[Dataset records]
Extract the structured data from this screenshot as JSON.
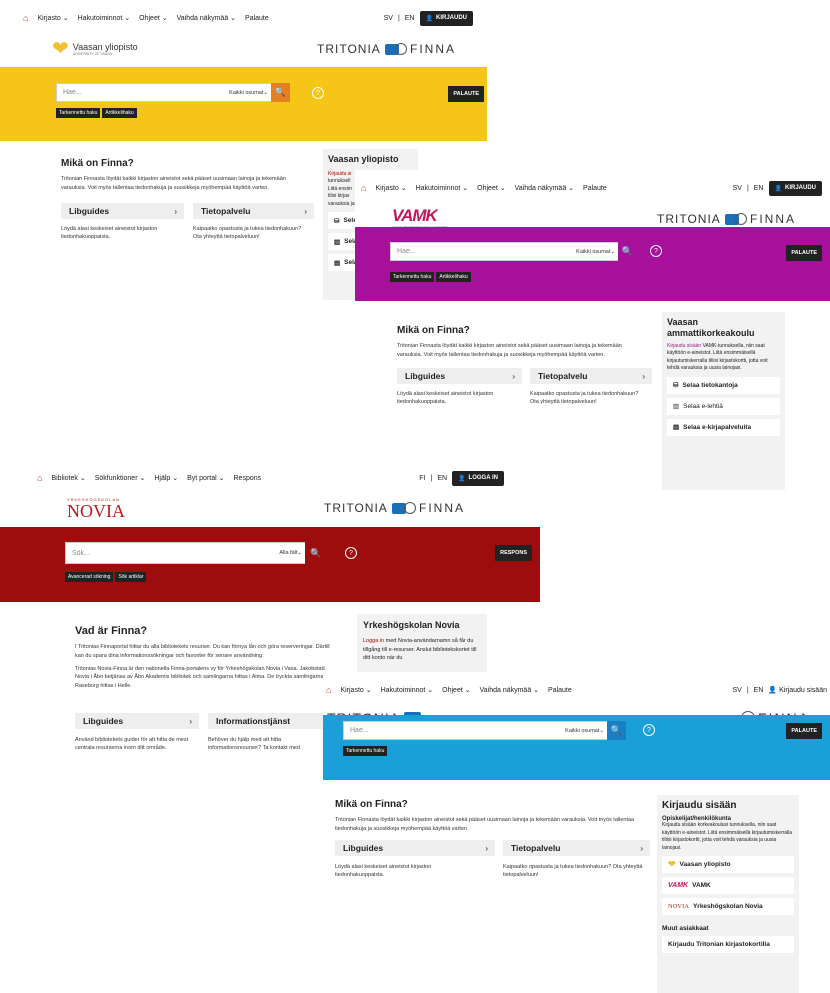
{
  "s1": {
    "nav": [
      "Kirjasto ⌄",
      "Hakutoiminnot ⌄",
      "Ohjeet ⌄",
      "Vaihda näkymää ⌄",
      "Palaute"
    ],
    "lang": [
      "SV",
      "|",
      "EN"
    ],
    "login": "KIRJAUDU",
    "uni_name": "Vaasan yliopisto",
    "uni_sub": "UNIVERSITY OF VAASA",
    "tritonia": "TRITONIA",
    "finna": "FINNA",
    "search_ph": "Hae...",
    "search_sel": "Kaikki osumat⌄",
    "palaute": "PALAUTE",
    "links": [
      "Tarkennettu haku",
      "Artikkelihaku"
    ],
    "heading": "Mikä on Finna?",
    "intro": "Tritonian Finnasta löydät kaikki kirjaston aineistot sekä pääset uusimaan lainoja ja tekemään varauksia. Voit myös tallentaa tiedonhakuja ja suosikkeja myöhempää käyttöä varten.",
    "card1": "Libguides",
    "card1_desc": "Löydä alasi keskeiset aineistot kirjaston tiedonhakuoppaista.",
    "card2": "Tietopalvelu",
    "card2_desc": "Kaipaatko opastusta ja tukea tiedonhakuun? Ota yhteyttä tietopalveluun!",
    "side_title": "Vaasan yliopisto",
    "side_text1": "Kirjaudu si",
    "side_text2": "tunnuksell",
    "side_text3": "Liitä ensim",
    "side_text4": "tilisi kirjas",
    "side_text5": "varauksia ja",
    "side_b": [
      "Sele",
      "Sela",
      "Sela"
    ],
    "colors": {
      "band": "#f5c518",
      "btn": "#e67e22"
    }
  },
  "s2": {
    "nav": [
      "Kirjasto ⌄",
      "Hakutoiminnot ⌄",
      "Ohjeet ⌄",
      "Vaihda näkymää ⌄",
      "Palaute"
    ],
    "lang": [
      "SV",
      "|",
      "EN"
    ],
    "login": "KIRJAUDU",
    "logo": "VAMK",
    "logo_sub": "VAASAN AMMATTIKORKEAKOULU UNIVERSITY OF APPLIED SCIENCES",
    "tritonia": "TRITONIA",
    "finna": "FINNA",
    "search_ph": "Hae...",
    "search_sel": "Kaikki osumat⌄",
    "palaute": "PALAUTE",
    "links": [
      "Tarkennettu haku",
      "Artikkelihaku"
    ],
    "heading": "Mikä on Finna?",
    "intro": "Tritonian Finnasta löydät kaikki kirjaston aineistot sekä pääset uusimaan lainoja ja tekemään varauksia. Voit myös tallentaa tiedonhakuja ja suosikkeja myöhempää käyttöä varten.",
    "card1": "Libguides",
    "card1_desc": "Löydä alasi keskeiset aineistot kirjaston tiedonhakuoppaista.",
    "card2": "Tietopalvelu",
    "card2_desc": "Kaipaatko opastusta ja tukea tiedonhakuun? Ota yhteyttä tietopalveluun!",
    "side_title": "Vaasan ammattikorkeakoulu",
    "side_link": "Kirjaudu sisään",
    "side_text": " VAMK-tunnuksella, niin saat käyttöön e-aineistot. Liitä ensimmäisellä kirjautumiskerralla tiliisi kirjastokortti, jotta voit tehdä varauksia ja uusia lainojasi.",
    "side_b": [
      "Selaa tietokantoja",
      "Selaa e-lehtiä",
      "Selaa e-kirjapalveluita"
    ],
    "colors": {
      "band": "#a6109b",
      "btn": "#a6109b"
    }
  },
  "s3": {
    "nav": [
      "Bibliotek ⌄",
      "Sökfunktioner ⌄",
      "Hjälp ⌄",
      "Byt portal ⌄",
      "Respons"
    ],
    "lang": [
      "FI",
      "|",
      "EN"
    ],
    "login": "LOGGA IN",
    "logo_top": "YRKESHÖGSKOLAN",
    "logo": "NOVIA",
    "tritonia": "TRITONIA",
    "finna": "FINNA",
    "search_ph": "Sök...",
    "search_sel": "Alla fält⌄",
    "palaute": "RESPONS",
    "links": [
      "Avancerad sökning",
      "Sök artiklar"
    ],
    "heading": "Vad är Finna?",
    "intro1": "I Tritonias Finnaportal hittar du alla bibliotekets resurser. Du kan förnya lån och göra reserveringar. Därtill kan du spara dina informationssökningar och favoriter för senare användning.",
    "intro2": "Tritonias Novia-Finna är den nationella Finna-portalens vy för Yrkeshögskolan Novia i Vasa. Jakobstad. Novia i Åbo betjänas av Åbo Akademis bibliotek och samlingarna hittas i Alma. De tryckta samlingarna i Raseborg hittas i Helle.",
    "card1": "Libguides",
    "card1_desc": "Använd bibliotekets guider för att hitta de mest centrala resurserna inom ditt område.",
    "card2": "Informationstjänst",
    "card2_desc": "Behöver du hjälp med att hitta informationsresurser? Ta kontakt med informationstjänsten!",
    "side_title": "Yrkeshögskolan Novia",
    "side_link": "Logga in",
    "side_text": " med Novia-användarnamn så får du tillgång till e-resurser. Anslut bibliotekskortet till ditt konto när du",
    "colors": {
      "band": "#9e0d0d",
      "btn": "#9e0d0d"
    }
  },
  "s4": {
    "nav": [
      "Kirjasto ⌄",
      "Hakutoiminnot ⌄",
      "Ohjeet ⌄",
      "Vaihda näkymää ⌄",
      "Palaute"
    ],
    "lang": [
      "SV",
      "|",
      "EN"
    ],
    "login": "Kirjaudu sisään",
    "tritonia": "TRITONIA",
    "finna": "FINNA",
    "search_ph": "Hae...",
    "search_sel": "Kaikki osumat⌄",
    "palaute": "PALAUTE",
    "links": [
      "Tarkennettu haku"
    ],
    "heading": "Mikä on Finna?",
    "intro": "Tritonian Finnasta löydät kaikki kirjaston aineistot sekä pääset uusimaan lainoja ja tekemään varauksia. Voit myös tallentaa tiedonhakuja ja suosikkeja myöhempää käyttöä varten.",
    "card1": "Libguides",
    "card1_desc": "Löydä alasi keskeiset aineistot kirjaston tiedonhakuoppaista.",
    "card2": "Tietopalvelu",
    "card2_desc": "Kaipaatko opastusta ja tukea tiedonhakuun? Ota yhteyttä tietopalveluun!",
    "side_title": "Kirjaudu sisään",
    "side_sub": "Opiskelijat/henkilökunta",
    "side_text": "Kirjaudu sisään korkeakoulusi tunnuksella, niin saat käyttöön e-aineistot. Liitä ensimmäisellä kirjautumiskerralla tiliisi kirjastokortti, jotta voit tehdä varauksia ja uusia lainojasi.",
    "side_b": [
      "Vaasan yliopisto",
      "VAMK",
      "Yrkeshögskolan Novia"
    ],
    "vamk_logo": "VAMK",
    "novia_logo": "NOVIA",
    "side_sub2": "Muut asiakkaat",
    "side_b2": "Kirjaudu Tritonian kirjastokortilla",
    "colors": {
      "band": "#1a9fd8",
      "btn": "#1a7fc2"
    }
  }
}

▸ **What is expected**
Each line in the entries above that includes the string "uusia" should be extracted.

▸ **Reply to the exercise**
    "side_text": " VAMK-tunnuksella, niin saat käyttöön e-aineistot. Liitä ensimmäisellä kirjautumiskerralla tiliisi kirjastokortti, jotta voit tehdä varauksia ja uusia lainojasi.",
    "side_text": "Kirjaudu sisään korkeakoulusi tunnuksella, niin saat käyttöön e-aineistot. Liitä ensimmäisellä kirjautumiskerralla tiliisi kirjastokortti, jotta voit tehdä varauksia ja uusia lainojasi.",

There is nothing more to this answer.